━━━ MATERIALS PROVIDED ━━━

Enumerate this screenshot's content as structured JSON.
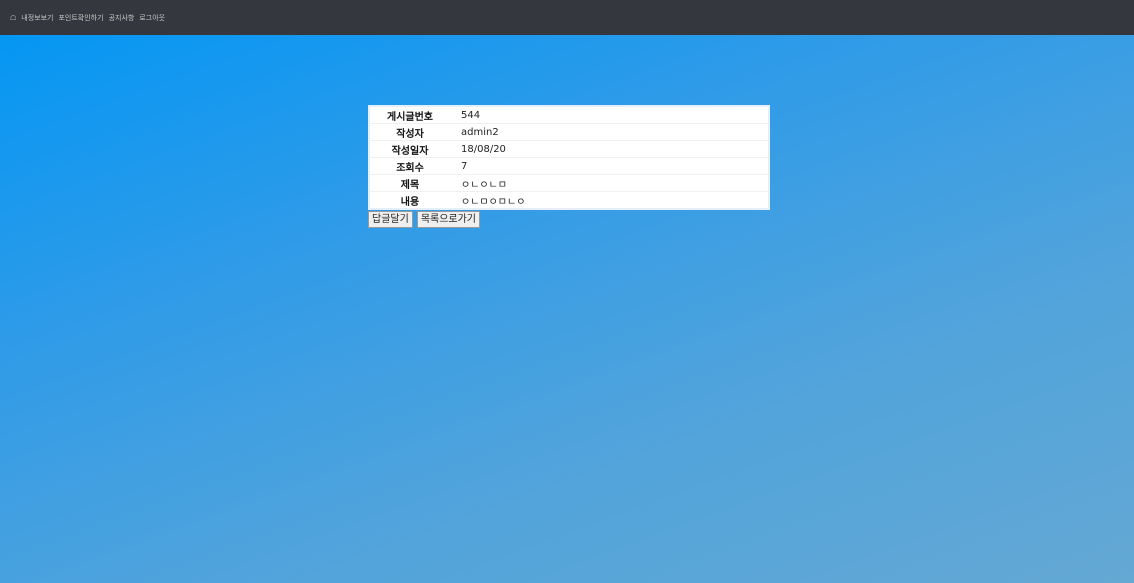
{
  "topbar": {
    "home_icon": "home-icon",
    "items": [
      {
        "label": "내정보보기"
      },
      {
        "label": "포인트확인하기"
      },
      {
        "label": "공지사항"
      },
      {
        "label": "로그아웃"
      }
    ]
  },
  "post": {
    "rows": [
      {
        "label": "게시글번호",
        "value": "544"
      },
      {
        "label": "작성자",
        "value": "admin2"
      },
      {
        "label": "작성일자",
        "value": "18/08/20"
      },
      {
        "label": "조회수",
        "value": "7"
      },
      {
        "label": "제목",
        "value": "ㅇㄴㅇㄴㅁ"
      },
      {
        "label": "내용",
        "value": "ㅇㄴㅁㅇㅁㄴㅇ"
      }
    ]
  },
  "buttons": {
    "reply": "답글달기",
    "list": "목록으로가기"
  }
}
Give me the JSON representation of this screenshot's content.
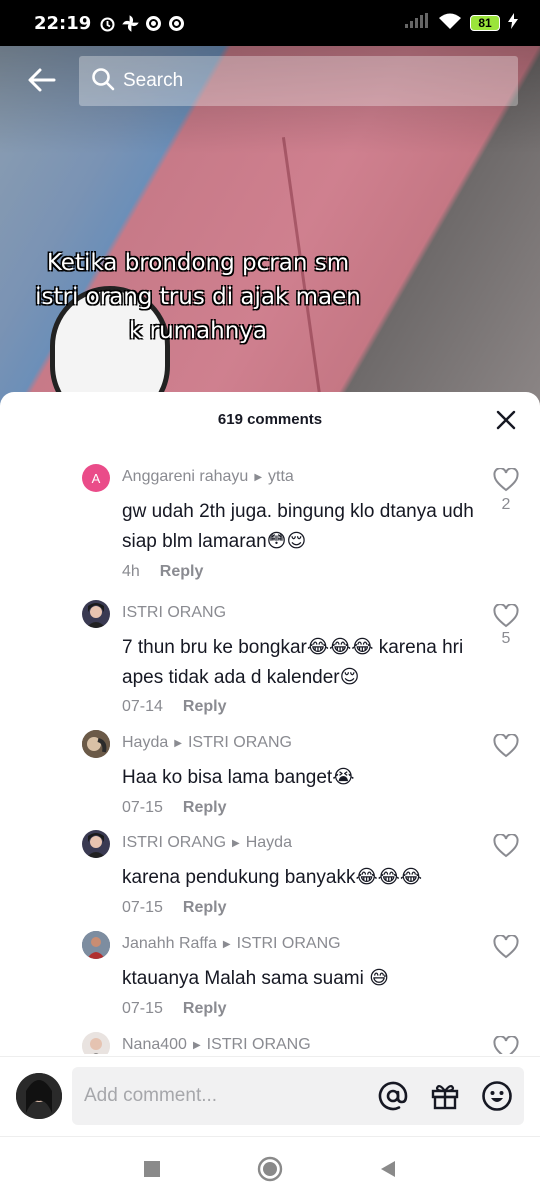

━━━

- **INSTRUCTIONS TO FOLLOW**: Reproduce each line of the records exactly, and omit every picture.

- **TASK OUTPUT**:
Enumerate this screenshot's content as structured JSON.
{
  "topbar": {
    "home_icon": "home-icon",
    "items": [
      {
        "label": "내정보보기"
      },
      {
        "label": "포인트확인하기"
      },
      {
        "label": "공지사항"
      },
      {
        "label": "로그아웃"
      }
    ]
  },
  "post": {
    "rows": [
      {
        "label": "게시글번호",
        "value": "544"
      },
      {
        "label": "작성자",
        "value": "admin2"
      },
      {
        "label": "작성일자",
        "value": "18/08/20"
      },
      {
        "label": "조회수",
        "value": "7"
      },
      {
        "label": "제목",
        "value": "ㅇㄴㅇㄴㅁ"
      },
      {
        "label": "내용",
        "value": "ㅇㄴㅁㅇㅁㄴㅇ"
      }
    ]
  },
  "buttons": {
    "reply": "답글달기",
    "list": "목록으로가기"
  }
}
Give me the JSON representation of this screenshot's content.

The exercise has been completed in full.